(Items listed in a dataset)
** START **
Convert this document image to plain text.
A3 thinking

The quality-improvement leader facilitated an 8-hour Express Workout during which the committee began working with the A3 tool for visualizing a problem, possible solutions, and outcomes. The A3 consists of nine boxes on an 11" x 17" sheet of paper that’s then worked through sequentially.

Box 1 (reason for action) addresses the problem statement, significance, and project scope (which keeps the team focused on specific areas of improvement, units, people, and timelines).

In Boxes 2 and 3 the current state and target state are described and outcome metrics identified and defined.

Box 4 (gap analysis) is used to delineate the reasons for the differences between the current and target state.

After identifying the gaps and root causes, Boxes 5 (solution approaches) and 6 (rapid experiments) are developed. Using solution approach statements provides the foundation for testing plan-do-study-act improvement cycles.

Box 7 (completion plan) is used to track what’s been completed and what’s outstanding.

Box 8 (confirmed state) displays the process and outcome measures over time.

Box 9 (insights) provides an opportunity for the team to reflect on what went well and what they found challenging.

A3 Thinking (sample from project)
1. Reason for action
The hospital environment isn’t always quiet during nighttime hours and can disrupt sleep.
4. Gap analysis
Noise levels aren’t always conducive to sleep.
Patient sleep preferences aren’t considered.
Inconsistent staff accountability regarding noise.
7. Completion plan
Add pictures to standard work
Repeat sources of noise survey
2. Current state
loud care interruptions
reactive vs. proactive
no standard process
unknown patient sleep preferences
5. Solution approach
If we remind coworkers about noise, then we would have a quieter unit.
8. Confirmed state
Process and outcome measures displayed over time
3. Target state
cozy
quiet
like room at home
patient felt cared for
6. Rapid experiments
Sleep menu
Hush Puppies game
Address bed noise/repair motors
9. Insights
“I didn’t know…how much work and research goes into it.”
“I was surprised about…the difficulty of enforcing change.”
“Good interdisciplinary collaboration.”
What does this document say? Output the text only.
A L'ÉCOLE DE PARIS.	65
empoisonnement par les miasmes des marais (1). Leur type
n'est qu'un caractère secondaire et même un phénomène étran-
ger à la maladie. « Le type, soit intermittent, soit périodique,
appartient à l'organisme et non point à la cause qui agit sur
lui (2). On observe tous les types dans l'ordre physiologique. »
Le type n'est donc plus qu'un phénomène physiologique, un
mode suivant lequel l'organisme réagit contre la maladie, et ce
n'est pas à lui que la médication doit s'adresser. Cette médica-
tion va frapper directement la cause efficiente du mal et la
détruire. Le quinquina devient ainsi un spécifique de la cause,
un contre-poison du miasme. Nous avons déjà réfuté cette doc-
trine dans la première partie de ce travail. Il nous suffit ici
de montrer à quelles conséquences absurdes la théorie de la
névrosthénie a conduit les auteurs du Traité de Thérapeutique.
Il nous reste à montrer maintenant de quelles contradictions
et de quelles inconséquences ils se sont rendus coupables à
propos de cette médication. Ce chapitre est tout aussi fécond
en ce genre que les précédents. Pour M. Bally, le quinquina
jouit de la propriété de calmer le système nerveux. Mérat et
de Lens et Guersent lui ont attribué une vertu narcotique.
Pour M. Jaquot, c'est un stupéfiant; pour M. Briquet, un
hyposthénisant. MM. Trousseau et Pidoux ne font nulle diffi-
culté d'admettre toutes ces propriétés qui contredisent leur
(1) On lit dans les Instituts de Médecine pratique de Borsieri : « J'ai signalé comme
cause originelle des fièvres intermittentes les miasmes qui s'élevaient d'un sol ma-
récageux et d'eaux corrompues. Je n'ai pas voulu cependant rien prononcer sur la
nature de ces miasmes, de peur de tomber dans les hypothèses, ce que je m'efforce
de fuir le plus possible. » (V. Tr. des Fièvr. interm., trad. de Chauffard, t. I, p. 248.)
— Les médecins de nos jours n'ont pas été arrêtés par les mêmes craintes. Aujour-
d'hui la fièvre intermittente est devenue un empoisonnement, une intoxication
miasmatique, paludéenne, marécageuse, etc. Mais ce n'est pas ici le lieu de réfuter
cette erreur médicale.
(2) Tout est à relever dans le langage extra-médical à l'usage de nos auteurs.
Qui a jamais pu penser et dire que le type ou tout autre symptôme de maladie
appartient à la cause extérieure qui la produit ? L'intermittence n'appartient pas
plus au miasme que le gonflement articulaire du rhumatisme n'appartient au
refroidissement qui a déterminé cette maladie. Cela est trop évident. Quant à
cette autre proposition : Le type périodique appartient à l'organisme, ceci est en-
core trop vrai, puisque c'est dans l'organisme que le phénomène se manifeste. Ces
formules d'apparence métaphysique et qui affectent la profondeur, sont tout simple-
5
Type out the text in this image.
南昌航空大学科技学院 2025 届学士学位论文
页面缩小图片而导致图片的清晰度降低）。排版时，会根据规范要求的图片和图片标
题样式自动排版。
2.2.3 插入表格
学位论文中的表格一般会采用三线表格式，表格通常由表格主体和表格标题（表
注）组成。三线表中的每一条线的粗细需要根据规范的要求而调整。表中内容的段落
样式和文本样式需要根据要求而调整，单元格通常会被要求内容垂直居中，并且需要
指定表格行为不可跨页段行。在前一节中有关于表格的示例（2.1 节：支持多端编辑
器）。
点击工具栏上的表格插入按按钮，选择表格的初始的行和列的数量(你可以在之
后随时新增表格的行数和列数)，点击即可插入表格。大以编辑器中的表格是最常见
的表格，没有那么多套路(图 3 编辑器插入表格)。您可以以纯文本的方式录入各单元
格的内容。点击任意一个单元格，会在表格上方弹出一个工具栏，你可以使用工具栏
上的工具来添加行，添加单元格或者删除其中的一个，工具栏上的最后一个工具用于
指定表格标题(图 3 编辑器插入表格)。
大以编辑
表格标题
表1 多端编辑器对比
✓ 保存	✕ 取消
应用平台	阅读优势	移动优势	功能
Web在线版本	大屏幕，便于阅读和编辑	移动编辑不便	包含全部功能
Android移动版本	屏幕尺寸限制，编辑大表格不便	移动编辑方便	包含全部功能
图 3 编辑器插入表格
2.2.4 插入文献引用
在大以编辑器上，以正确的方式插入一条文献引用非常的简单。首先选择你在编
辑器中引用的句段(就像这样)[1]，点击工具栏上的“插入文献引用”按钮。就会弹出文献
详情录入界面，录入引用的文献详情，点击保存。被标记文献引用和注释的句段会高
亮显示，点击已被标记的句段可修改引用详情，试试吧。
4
** END **
**Your instructions**
Copy out all of the records shown above exactly.

**Exercise result**
Convert this document image to plain text.
A3 thinking

The quality-improvement leader facilitated an 8-hour Express Workout during which the committee began working with the A3 tool for visualizing a problem, possible solutions, and outcomes. The A3 consists of nine boxes on an 11" x 17" sheet of paper that’s then worked through sequentially.

Box 1 (reason for action) addresses the problem statement, significance, and project scope (which keeps the team focused on specific areas of improvement, units, people, and timelines).

In Boxes 2 and 3 the current state and target state are described and outcome metrics identified and defined.

Box 4 (gap analysis) is used to delineate the reasons for the differences between the current and target state.

After identifying the gaps and root causes, Boxes 5 (solution approaches) and 6 (rapid experiments) are developed. Using solution approach statements provides the foundation for testing plan-do-study-act improvement cycles.

Box 7 (completion plan) is used to track what’s been completed and what’s outstanding.

Box 8 (confirmed state) displays the process and outcome measures over time.

Box 9 (insights) provides an opportunity for the team to reflect on what went well and what they found challenging.

A3 Thinking (sample from project)
1. Reason for action
The hospital environment isn’t always quiet during nighttime hours and can disrupt sleep.
4. Gap analysis
Noise levels aren’t always conducive to sleep.
Patient sleep preferences aren’t considered.
Inconsistent staff accountability regarding noise.
7. Completion plan
Add pictures to standard work
Repeat sources of noise survey
2. Current state
loud care interruptions
reactive vs. proactive
no standard process
unknown patient sleep preferences
5. Solution approach
If we remind coworkers about noise, then we would have a quieter unit.
8. Confirmed state
Process and outcome measures displayed over time
3. Target state
cozy
quiet
like room at home
patient felt cared for
6. Rapid experiments
Sleep menu
Hush Puppies game
Address bed noise/repair motors
9. Insights
“I didn’t know…how much work and research goes into it.”
“I was surprised about…the difficulty of enforcing change.”
“Good interdisciplinary collaboration.”
What does this document say? Output the text only.
A L'ÉCOLE DE PARIS.	65
empoisonnement par les miasmes des marais (1). Leur type
n'est qu'un caractère secondaire et même un phénomène étran-
ger à la maladie. « Le type, soit intermittent, soit périodique,
appartient à l'organisme et non point à la cause qui agit sur
lui (2). On observe tous les types dans l'ordre physiologique. »
Le type n'est donc plus qu'un phénomène physiologique, un
mode suivant lequel l'organisme réagit contre la maladie, et ce
n'est pas à lui que la médication doit s'adresser. Cette médica-
tion va frapper directement la cause efficiente du mal et la
détruire. Le quinquina devient ainsi un spécifique de la cause,
un contre-poison du miasme. Nous avons déjà réfuté cette doc-
trine dans la première partie de ce travail. Il nous suffit ici
de montrer à quelles conséquences absurdes la théorie de la
névrosthénie a conduit les auteurs du Traité de Thérapeutique.
Il nous reste à montrer maintenant de quelles contradictions
et de quelles inconséquences ils se sont rendus coupables à
propos de cette médication. Ce chapitre est tout aussi fécond
en ce genre que les précédents. Pour M. Bally, le quinquina
jouit de la propriété de calmer le système nerveux. Mérat et
de Lens et Guersent lui ont attribué une vertu narcotique.
Pour M. Jaquot, c'est un stupéfiant; pour M. Briquet, un
hyposthénisant. MM. Trousseau et Pidoux ne font nulle diffi-
culté d'admettre toutes ces propriétés qui contredisent leur
(1) On lit dans les Instituts de Médecine pratique de Borsieri : « J'ai signalé comme
cause originelle des fièvres intermittentes les miasmes qui s'élevaient d'un sol ma-
récageux et d'eaux corrompues. Je n'ai pas voulu cependant rien prononcer sur la
nature de ces miasmes, de peur de tomber dans les hypothèses, ce que je m'efforce
de fuir le plus possible. » (V. Tr. des Fièvr. interm., trad. de Chauffard, t. I, p. 248.)
— Les médecins de nos jours n'ont pas été arrêtés par les mêmes craintes. Aujour-
d'hui la fièvre intermittente est devenue un empoisonnement, une intoxication
miasmatique, paludéenne, marécageuse, etc. Mais ce n'est pas ici le lieu de réfuter
cette erreur médicale.
(2) Tout est à relever dans le langage extra-médical à l'usage de nos auteurs.
Qui a jamais pu penser et dire que le type ou tout autre symptôme de maladie
appartient à la cause extérieure qui la produit ? L'intermittence n'appartient pas
plus au miasme que le gonflement articulaire du rhumatisme n'appartient au
refroidissement qui a déterminé cette maladie. Cela est trop évident. Quant à
cette autre proposition : Le type périodique appartient à l'organisme, ceci est en-
core trop vrai, puisque c'est dans l'organisme que le phénomène se manifeste. Ces
formules d'apparence métaphysique et qui affectent la profondeur, sont tout simple-
5
Type out the text in this image.
南昌航空大学科技学院 2025 届学士学位论文
页面缩小图片而导致图片的清晰度降低）。排版时，会根据规范要求的图片和图片标
题样式自动排版。
2.2.3 插入表格
学位论文中的表格一般会采用三线表格式，表格通常由表格主体和表格标题（表
注）组成。三线表中的每一条线的粗细需要根据规范的要求而调整。表中内容的段落
样式和文本样式需要根据要求而调整，单元格通常会被要求内容垂直居中，并且需要
指定表格行为不可跨页段行。在前一节中有关于表格的示例（2.1 节：支持多端编辑
器）。
点击工具栏上的表格插入按按钮，选择表格的初始的行和列的数量(你可以在之
后随时新增表格的行数和列数)，点击即可插入表格。大以编辑器中的表格是最常见
的表格，没有那么多套路(图 3 编辑器插入表格)。您可以以纯文本的方式录入各单元
格的内容。点击任意一个单元格，会在表格上方弹出一个工具栏，你可以使用工具栏
上的工具来添加行，添加单元格或者删除其中的一个，工具栏上的最后一个工具用于
指定表格标题(图 3 编辑器插入表格)。
大以编辑
表格标题
表1 多端编辑器对比
✓ 保存	✕ 取消
应用平台	阅读优势	移动优势	功能
Web在线版本	大屏幕，便于阅读和编辑	移动编辑不便	包含全部功能
Android移动版本	屏幕尺寸限制，编辑大表格不便	移动编辑方便	包含全部功能
图 3 编辑器插入表格
2.2.4 插入文献引用
在大以编辑器上，以正确的方式插入一条文献引用非常的简单。首先选择你在编
辑器中引用的句段(就像这样)[1]，点击工具栏上的“插入文献引用”按钮。就会弹出文献
详情录入界面，录入引用的文献详情，点击保存。被标记文献引用和注释的句段会高
亮显示，点击已被标记的句段可修改引用详情，试试吧。
4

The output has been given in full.